__INFORMATION GIVEN__:
================

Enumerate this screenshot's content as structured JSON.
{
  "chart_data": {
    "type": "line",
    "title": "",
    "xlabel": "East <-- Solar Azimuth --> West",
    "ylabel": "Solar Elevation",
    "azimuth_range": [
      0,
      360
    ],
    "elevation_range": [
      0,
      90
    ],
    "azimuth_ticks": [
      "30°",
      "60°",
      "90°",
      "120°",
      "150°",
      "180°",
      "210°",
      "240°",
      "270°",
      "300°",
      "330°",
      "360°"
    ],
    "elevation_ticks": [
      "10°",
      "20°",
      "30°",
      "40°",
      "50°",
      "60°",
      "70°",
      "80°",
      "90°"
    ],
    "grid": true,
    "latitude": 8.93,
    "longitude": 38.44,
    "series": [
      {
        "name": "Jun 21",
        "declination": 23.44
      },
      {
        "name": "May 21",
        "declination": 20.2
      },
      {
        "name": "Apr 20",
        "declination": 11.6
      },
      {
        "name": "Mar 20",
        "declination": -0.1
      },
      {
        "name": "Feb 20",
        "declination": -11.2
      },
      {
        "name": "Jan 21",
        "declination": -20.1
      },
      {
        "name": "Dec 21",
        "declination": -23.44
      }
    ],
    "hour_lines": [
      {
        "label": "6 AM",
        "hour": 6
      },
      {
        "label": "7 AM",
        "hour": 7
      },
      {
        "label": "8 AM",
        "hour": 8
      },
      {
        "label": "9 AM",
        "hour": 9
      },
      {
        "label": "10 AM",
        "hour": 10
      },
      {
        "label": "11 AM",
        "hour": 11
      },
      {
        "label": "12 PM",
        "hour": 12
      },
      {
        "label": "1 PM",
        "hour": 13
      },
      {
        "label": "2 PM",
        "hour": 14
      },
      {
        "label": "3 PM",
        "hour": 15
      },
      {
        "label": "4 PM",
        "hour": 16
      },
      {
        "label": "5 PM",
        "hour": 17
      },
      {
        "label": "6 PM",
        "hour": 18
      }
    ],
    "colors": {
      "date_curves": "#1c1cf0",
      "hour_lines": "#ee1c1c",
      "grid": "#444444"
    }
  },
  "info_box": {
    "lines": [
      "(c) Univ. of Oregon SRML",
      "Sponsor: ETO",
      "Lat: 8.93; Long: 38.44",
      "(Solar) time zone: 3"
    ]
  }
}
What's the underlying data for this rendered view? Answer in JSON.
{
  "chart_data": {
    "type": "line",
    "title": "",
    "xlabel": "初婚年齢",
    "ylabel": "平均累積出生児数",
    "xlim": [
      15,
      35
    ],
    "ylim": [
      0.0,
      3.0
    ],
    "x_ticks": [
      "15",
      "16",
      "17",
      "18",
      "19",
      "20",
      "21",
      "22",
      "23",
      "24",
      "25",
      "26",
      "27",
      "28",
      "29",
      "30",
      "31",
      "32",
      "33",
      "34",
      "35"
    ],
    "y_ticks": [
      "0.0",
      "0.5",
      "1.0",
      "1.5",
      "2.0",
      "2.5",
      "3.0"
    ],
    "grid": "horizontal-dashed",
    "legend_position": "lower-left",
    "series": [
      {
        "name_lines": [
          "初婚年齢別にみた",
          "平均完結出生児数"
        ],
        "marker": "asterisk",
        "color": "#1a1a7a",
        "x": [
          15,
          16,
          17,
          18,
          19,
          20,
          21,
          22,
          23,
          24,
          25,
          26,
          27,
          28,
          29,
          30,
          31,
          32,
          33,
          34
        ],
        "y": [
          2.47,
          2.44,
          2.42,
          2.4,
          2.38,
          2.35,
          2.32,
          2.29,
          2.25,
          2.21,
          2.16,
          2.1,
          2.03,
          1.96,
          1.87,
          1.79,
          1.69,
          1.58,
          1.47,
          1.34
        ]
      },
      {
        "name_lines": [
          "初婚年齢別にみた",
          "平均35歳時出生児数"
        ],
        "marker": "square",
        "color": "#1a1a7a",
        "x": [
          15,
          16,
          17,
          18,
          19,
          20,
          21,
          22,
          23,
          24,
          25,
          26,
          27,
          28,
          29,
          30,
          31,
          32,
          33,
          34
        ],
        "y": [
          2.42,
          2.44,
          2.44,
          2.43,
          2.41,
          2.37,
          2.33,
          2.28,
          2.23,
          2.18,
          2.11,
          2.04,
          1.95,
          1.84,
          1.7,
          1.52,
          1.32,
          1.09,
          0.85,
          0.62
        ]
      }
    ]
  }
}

================

__AIM OF THE TASK__: Gather each line from the listing above that holds "ylabel".

__CORRECT OUTPUT__:
    "ylabel": "Solar Elevation",
    "ylabel": "平均累積出生児数",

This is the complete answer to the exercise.